Data extracted from a collection:
········

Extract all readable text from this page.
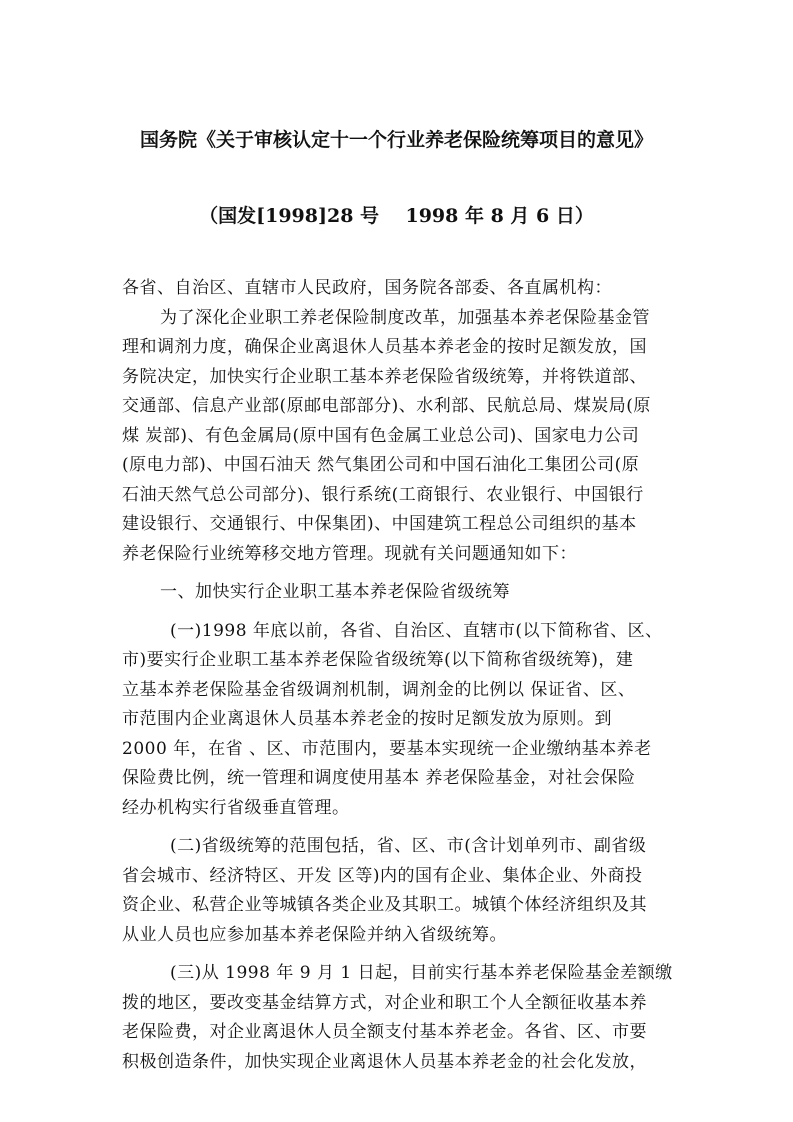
国务院《关于审核认定十一个行业养老保险统筹项目的意见》
（国发[1998]28 号    1998 年 8 月 6 日）

各省、自治区、直辖市人民政府，国务院各部委、各直属机构：

为了深化企业职工养老保险制度改革，加强基本养老保险基金管
理和调剂力度，确保企业离退休人员基本养老金的按时足额发放，国
务院决定，加快实行企业职工基本养老保险省级统筹，并将铁道部、
交通部、信息产业部(原邮电部部分)、水利部、民航总局、煤炭局(原
煤 炭部)、有色金属局(原中国有色金属工业总公司)、国家电力公司
(原电力部)、中国石油天 然气集团公司和中国石油化工集团公司(原
石油天然气总公司部分)、银行系统(工商银行、农业银行、中国银行
建设银行、交通银行、中保集团)、中国建筑工程总公司组织的基本
养老保险行业统筹移交地方管理。现就有关问题通知如下：

一、加快实行企业职工基本养老保险省级统筹

(一)1998 年底以前，各省、自治区、直辖市(以下简称省、区、
市)要实行企业职工基本养老保险省级统筹(以下简称省级统筹)，建
立基本养老保险基金省级调剂机制，调剂金的比例以 保证省、区、
市范围内企业离退休人员基本养老金的按时足额发放为原则。到
2000 年，在省 、区、市范围内，要基本实现统一企业缴纳基本养老
保险费比例，统一管理和调度使用基本 养老保险基金，对社会保险
经办机构实行省级垂直管理。

(二)省级统筹的范围包括，省、区、市(含计划单列市、副省级
省会城市、经济特区、开发 区等)内的国有企业、集体企业、外商投
资企业、私营企业等城镇各类企业及其职工。城镇个体经济组织及其
从业人员也应参加基本养老保险并纳入省级统筹。

(三)从 1998 年 9 月 1 日起，目前实行基本养老保险基金差额缴
拨的地区，要改变基金结算方式，对企业和职工个人全额征收基本养
老保险费，对企业离退休人员全额支付基本养老金。各省、区、市要
积极创造条件，加快实现企业离退休人员基本养老金的社会化发放，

········

GIVEN EXERCISE: Print each record exactly as it stands, leaving the images out.

THE OUTPUT:
Extract all readable text from this page.
国务院《关于审核认定十一个行业养老保险统筹项目的意见》
（国发[1998]28 号    1998 年 8 月 6 日）

各省、自治区、直辖市人民政府，国务院各部委、各直属机构：

为了深化企业职工养老保险制度改革，加强基本养老保险基金管
理和调剂力度，确保企业离退休人员基本养老金的按时足额发放，国
务院决定，加快实行企业职工基本养老保险省级统筹，并将铁道部、
交通部、信息产业部(原邮电部部分)、水利部、民航总局、煤炭局(原
煤 炭部)、有色金属局(原中国有色金属工业总公司)、国家电力公司
(原电力部)、中国石油天 然气集团公司和中国石油化工集团公司(原
石油天然气总公司部分)、银行系统(工商银行、农业银行、中国银行
建设银行、交通银行、中保集团)、中国建筑工程总公司组织的基本
养老保险行业统筹移交地方管理。现就有关问题通知如下：

一、加快实行企业职工基本养老保险省级统筹

(一)1998 年底以前，各省、自治区、直辖市(以下简称省、区、
市)要实行企业职工基本养老保险省级统筹(以下简称省级统筹)，建
立基本养老保险基金省级调剂机制，调剂金的比例以 保证省、区、
市范围内企业离退休人员基本养老金的按时足额发放为原则。到
2000 年，在省 、区、市范围内，要基本实现统一企业缴纳基本养老
保险费比例，统一管理和调度使用基本 养老保险基金，对社会保险
经办机构实行省级垂直管理。

(二)省级统筹的范围包括，省、区、市(含计划单列市、副省级
省会城市、经济特区、开发 区等)内的国有企业、集体企业、外商投
资企业、私营企业等城镇各类企业及其职工。城镇个体经济组织及其
从业人员也应参加基本养老保险并纳入省级统筹。

(三)从 1998 年 9 月 1 日起，目前实行基本养老保险基金差额缴
拨的地区，要改变基金结算方式，对企业和职工个人全额征收基本养
老保险费，对企业离退休人员全额支付基本养老金。各省、区、市要
积极创造条件，加快实现企业离退休人员基本养老金的社会化发放，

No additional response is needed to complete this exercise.